-- Stored data entries --
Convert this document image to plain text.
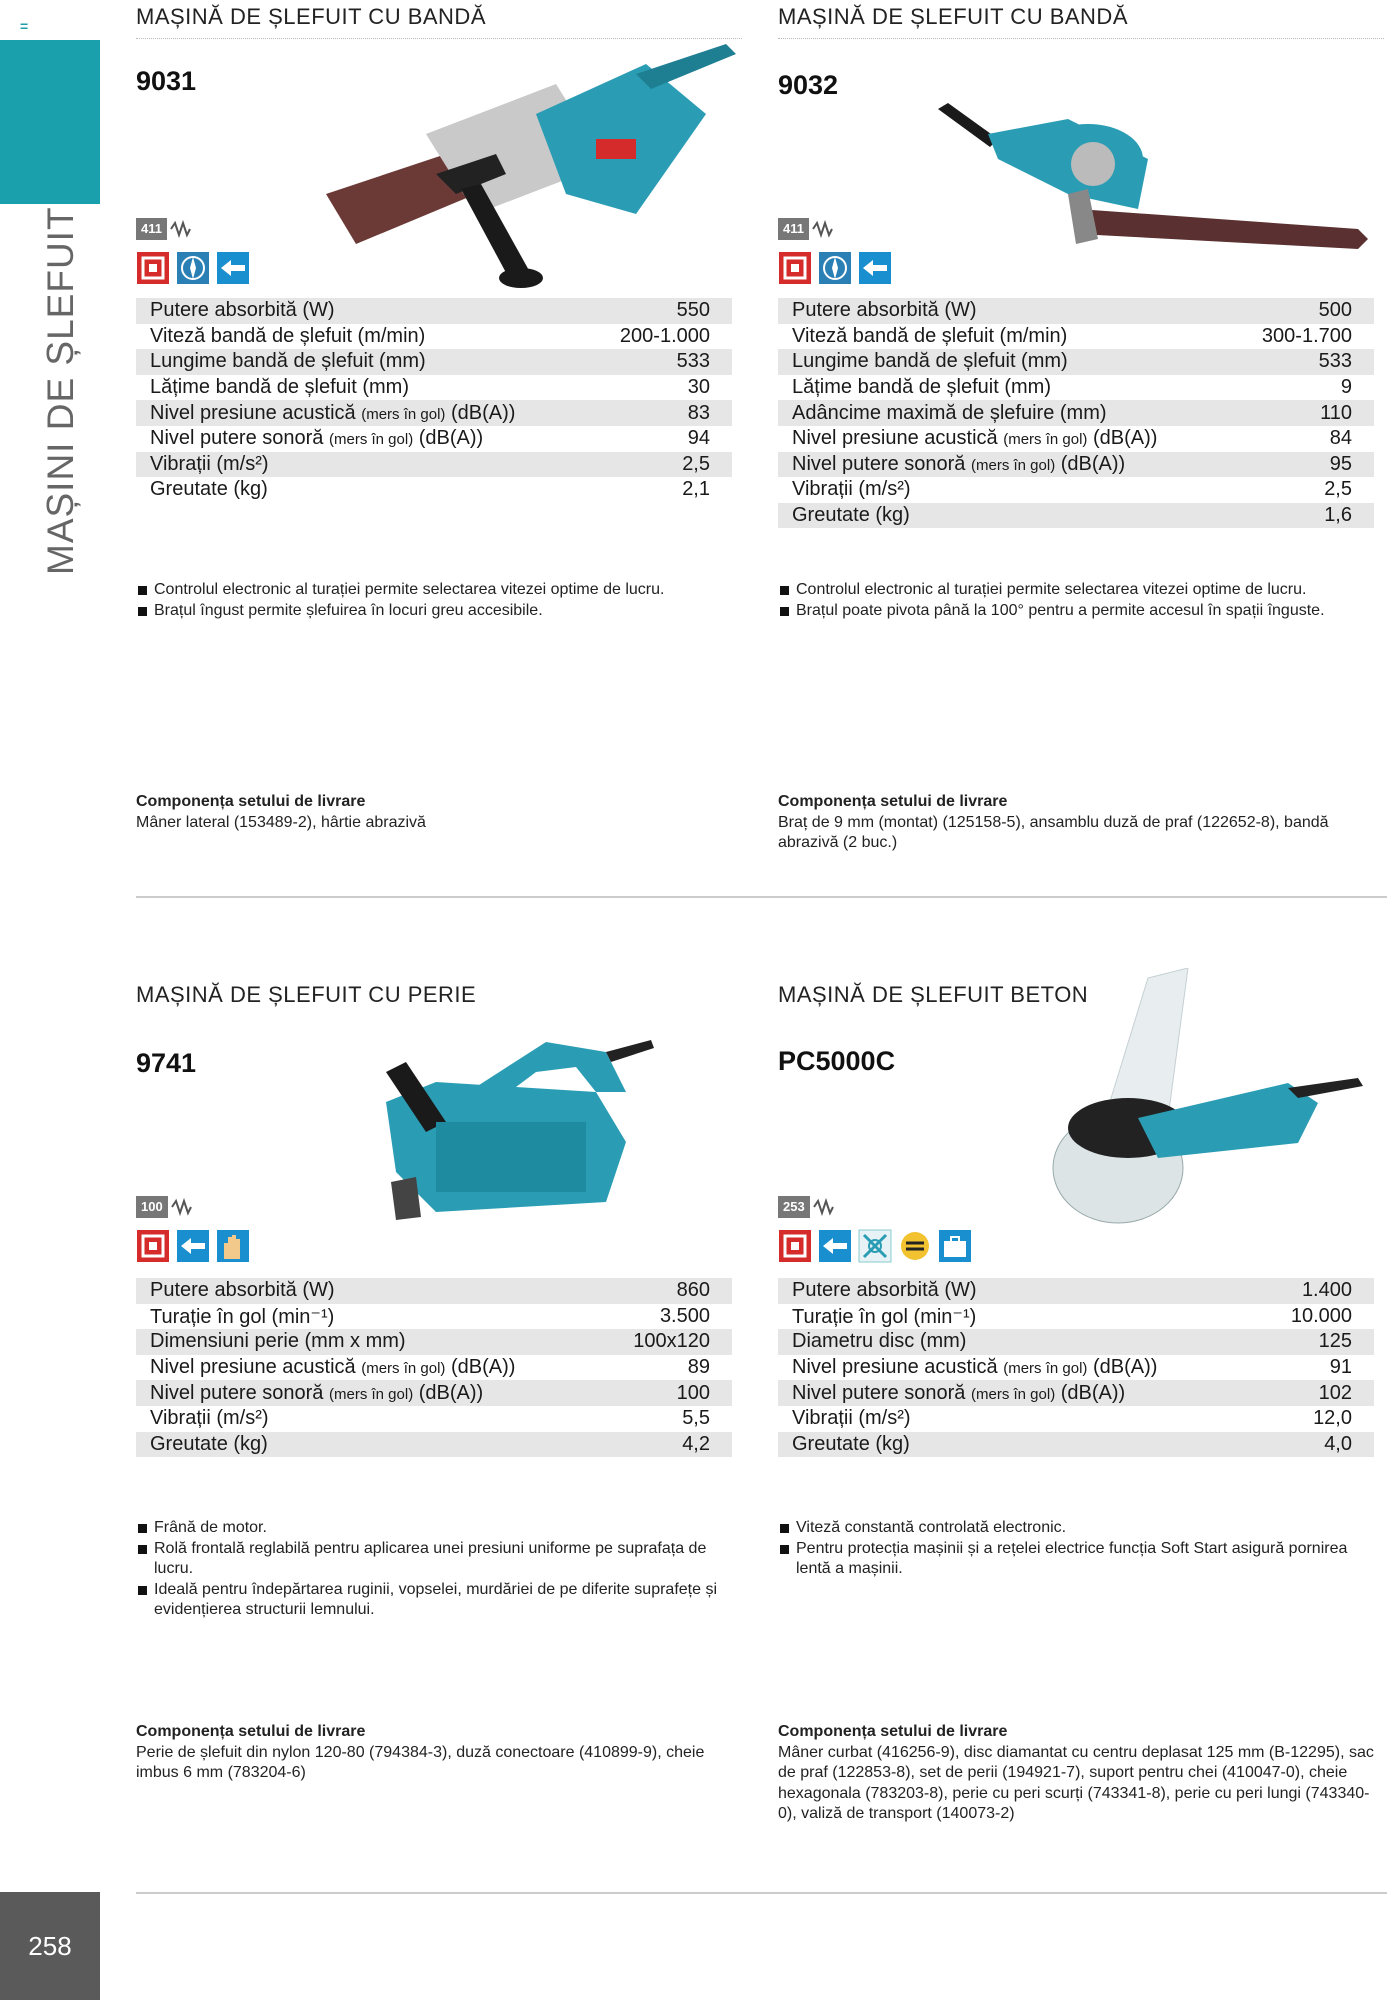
=
MAȘINI DE ȘLEFUIT
258
MAȘINĂ DE ȘLEFUIT CU BANDĂ
9031
411
Putere absorbită (W)	550
Viteză bandă de șlefuit (m/min)	200-1.000
Lungime bandă de șlefuit (mm)	533
Lățime bandă de șlefuit (mm)	30
Nivel presiune acustică (mers în gol) (dB(A))	83
Nivel putere sonoră (mers în gol) (dB(A))	94
Vibrații (m/s²)	2,5
Greutate (kg)	2,1
Controlul electronic al turației permite selectarea vitezei optime de lucru.
Brațul îngust permite șlefuirea în locuri greu accesibile.
Componența setului de livrare
Mâner lateral (153489-2), hârtie abrazivă
MAȘINĂ DE ȘLEFUIT CU BANDĂ
9032
411
Putere absorbită (W)	500
Viteză bandă de șlefuit (m/min)	300-1.700
Lungime bandă de șlefuit (mm)	533
Lățime bandă de șlefuit (mm)	9
Adâncime maximă de șlefuire (mm)	110
Nivel presiune acustică (mers în gol) (dB(A))	84
Nivel putere sonoră (mers în gol) (dB(A))	95
Vibrații (m/s²)	2,5
Greutate (kg)	1,6
Controlul electronic al turației permite selectarea vitezei optime de lucru.
Brațul poate pivota până la 100° pentru a permite accesul în spații înguste.
Componența setului de livrare
Braț de 9 mm (montat) (125158-5), ansamblu duză de praf (122652-8), bandă abrazivă (2 buc.)
MAȘINĂ DE ȘLEFUIT CU PERIE
9741
100
Putere absorbită (W)	860
Turație în gol (min⁻¹)	3.500
Dimensiuni perie (mm x mm)	100x120
Nivel presiune acustică (mers în gol) (dB(A))	89
Nivel putere sonoră (mers în gol) (dB(A))	100
Vibrații (m/s²)	5,5
Greutate (kg)	4,2
Frână de motor.
Rolă frontală reglabilă pentru aplicarea unei presiuni uniforme pe suprafața de lucru.
Ideală pentru îndepărtarea ruginii, vopselei, murdăriei de pe diferite suprafețe și evidențierea structurii lemnului.
Componența setului de livrare
Perie de șlefuit din nylon 120-80 (794384-3), duză conectoare (410899-9), cheie imbus 6 mm (783204-6)
MAȘINĂ DE ȘLEFUIT BETON
PC5000C
253
Putere absorbită (W)	1.400
Turație în gol (min⁻¹)	10.000
Diametru disc (mm)	125
Nivel presiune acustică (mers în gol) (dB(A))	91
Nivel putere sonoră (mers în gol) (dB(A))	102
Vibrații (m/s²)	12,0
Greutate (kg)	4,0
Viteză constantă controlată electronic.
Pentru protecția mașinii și a rețelei electrice funcția Soft Start asigură pornirea lentă a mașinii.
Componența setului de livrare
Mâner curbat (416256-9), disc diamantat cu centru deplasat 125 mm (B-12295), sac de praf (122853-8), set de perii (194921-7), suport pentru chei (410047-0), cheie hexagonala (783203-8), perie cu peri scurți (743341-8), perie cu peri lungi (743340-0), valiză de transport (140073-2)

-- WHAT THIS TASK INVOLVES --
Without including any pictures, output all the entries above exactly.

-- TASK SOLUTION --
Convert this document image to plain text.
=
MAȘINI DE ȘLEFUIT
258
MAȘINĂ DE ȘLEFUIT CU BANDĂ
9031
411
Putere absorbită (W)	550
Viteză bandă de șlefuit (m/min)	200-1.000
Lungime bandă de șlefuit (mm)	533
Lățime bandă de șlefuit (mm)	30
Nivel presiune acustică (mers în gol) (dB(A))	83
Nivel putere sonoră (mers în gol) (dB(A))	94
Vibrații (m/s²)	2,5
Greutate (kg)	2,1
Controlul electronic al turației permite selectarea vitezei optime de lucru.
Brațul îngust permite șlefuirea în locuri greu accesibile.
Componența setului de livrare
Mâner lateral (153489-2), hârtie abrazivă
MAȘINĂ DE ȘLEFUIT CU BANDĂ
9032
411
Putere absorbită (W)	500
Viteză bandă de șlefuit (m/min)	300-1.700
Lungime bandă de șlefuit (mm)	533
Lățime bandă de șlefuit (mm)	9
Adâncime maximă de șlefuire (mm)	110
Nivel presiune acustică (mers în gol) (dB(A))	84
Nivel putere sonoră (mers în gol) (dB(A))	95
Vibrații (m/s²)	2,5
Greutate (kg)	1,6
Controlul electronic al turației permite selectarea vitezei optime de lucru.
Brațul poate pivota până la 100° pentru a permite accesul în spații înguste.
Componența setului de livrare
Braț de 9 mm (montat) (125158-5), ansamblu duză de praf (122652-8), bandă abrazivă (2 buc.)
MAȘINĂ DE ȘLEFUIT CU PERIE
9741
100
Putere absorbită (W)	860
Turație în gol (min⁻¹)	3.500
Dimensiuni perie (mm x mm)	100x120
Nivel presiune acustică (mers în gol) (dB(A))	89
Nivel putere sonoră (mers în gol) (dB(A))	100
Vibrații (m/s²)	5,5
Greutate (kg)	4,2
Frână de motor.
Rolă frontală reglabilă pentru aplicarea unei presiuni uniforme pe suprafața de lucru.
Ideală pentru îndepărtarea ruginii, vopselei, murdăriei de pe diferite suprafețe și evidențierea structurii lemnului.
Componența setului de livrare
Perie de șlefuit din nylon 120-80 (794384-3), duză conectoare (410899-9), cheie imbus 6 mm (783204-6)
MAȘINĂ DE ȘLEFUIT BETON
PC5000C
253
Putere absorbită (W)	1.400
Turație în gol (min⁻¹)	10.000
Diametru disc (mm)	125
Nivel presiune acustică (mers în gol) (dB(A))	91
Nivel putere sonoră (mers în gol) (dB(A))	102
Vibrații (m/s²)	12,0
Greutate (kg)	4,0
Viteză constantă controlată electronic.
Pentru protecția mașinii și a rețelei electrice funcția Soft Start asigură pornirea lentă a mașinii.
Componența setului de livrare
Mâner curbat (416256-9), disc diamantat cu centru deplasat 125 mm (B-12295), sac de praf (122853-8), set de perii (194921-7), suport pentru chei (410047-0), cheie hexagonala (783203-8), perie cu peri scurți (743341-8), perie cu peri lungi (743340-0), valiză de transport (140073-2)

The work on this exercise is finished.